[Data items]

[Start]

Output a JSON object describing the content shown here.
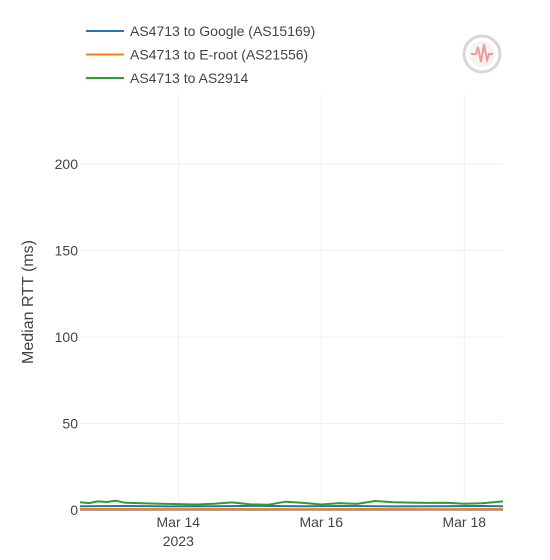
{
  "chart_data": {
    "type": "line",
    "title": "",
    "xlabel": "",
    "ylabel": "Median RTT (ms)",
    "ylim": [
      0,
      240
    ],
    "xlim": [
      "2023-03-12T15:00",
      "2023-03-18T13:00"
    ],
    "yticks": [
      0,
      50,
      100,
      150,
      200
    ],
    "xticks": [
      {
        "date": "2023-03-14",
        "label": "Mar 14",
        "sublabel": "2023"
      },
      {
        "date": "2023-03-16",
        "label": "Mar 16",
        "sublabel": ""
      },
      {
        "date": "2023-03-18",
        "label": "Mar 18",
        "sublabel": ""
      }
    ],
    "grid": true,
    "legend_position": "top-left",
    "series": [
      {
        "name": "AS4713 to Google (AS15169)",
        "color": "#1f77b4",
        "x": [
          "2023-03-12T15:00",
          "2023-03-13T06:00",
          "2023-03-13T21:00",
          "2023-03-14T12:00",
          "2023-03-15T03:00",
          "2023-03-15T18:00",
          "2023-03-16T09:00",
          "2023-03-17T00:00",
          "2023-03-17T15:00",
          "2023-03-18T06:00",
          "2023-03-18T13:00"
        ],
        "values": [
          2.2,
          2.3,
          2.1,
          2.2,
          2.4,
          2.2,
          2.3,
          2.1,
          2.2,
          2.3,
          2.2
        ]
      },
      {
        "name": "AS4713 to E-root (AS21556)",
        "color": "#ff7f0e",
        "x": [
          "2023-03-12T15:00",
          "2023-03-13T06:00",
          "2023-03-13T21:00",
          "2023-03-14T12:00",
          "2023-03-15T03:00",
          "2023-03-15T18:00",
          "2023-03-16T09:00",
          "2023-03-17T00:00",
          "2023-03-17T15:00",
          "2023-03-18T06:00",
          "2023-03-18T13:00"
        ],
        "values": [
          0.6,
          0.6,
          0.5,
          0.6,
          0.6,
          0.5,
          0.6,
          0.6,
          0.5,
          0.6,
          0.6
        ]
      },
      {
        "name": "AS4713 to AS2914",
        "color": "#2ca02c",
        "x": [
          "2023-03-12T15:00",
          "2023-03-12T18:00",
          "2023-03-12T21:00",
          "2023-03-13T00:00",
          "2023-03-13T03:00",
          "2023-03-13T06:00",
          "2023-03-13T12:00",
          "2023-03-13T18:00",
          "2023-03-14T00:00",
          "2023-03-14T06:00",
          "2023-03-14T12:00",
          "2023-03-14T18:00",
          "2023-03-15T00:00",
          "2023-03-15T06:00",
          "2023-03-15T12:00",
          "2023-03-15T18:00",
          "2023-03-16T00:00",
          "2023-03-16T06:00",
          "2023-03-16T12:00",
          "2023-03-16T18:00",
          "2023-03-17T00:00",
          "2023-03-17T06:00",
          "2023-03-17T12:00",
          "2023-03-17T18:00",
          "2023-03-18T00:00",
          "2023-03-18T06:00",
          "2023-03-18T13:00"
        ],
        "values": [
          4.5,
          4.0,
          5.0,
          4.6,
          5.4,
          4.2,
          3.9,
          3.6,
          3.4,
          3.2,
          3.6,
          4.4,
          3.3,
          3.0,
          4.8,
          4.1,
          3.2,
          4.0,
          3.5,
          5.2,
          4.5,
          4.3,
          4.1,
          4.2,
          3.6,
          3.9,
          5.0
        ]
      }
    ]
  },
  "icons": {
    "logo": "seismograph-logo-icon"
  }
}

[End]

> Work to complete:
From the records above, work out how many lines contain the string "date". Give only the number.

> Solution to this problem:
3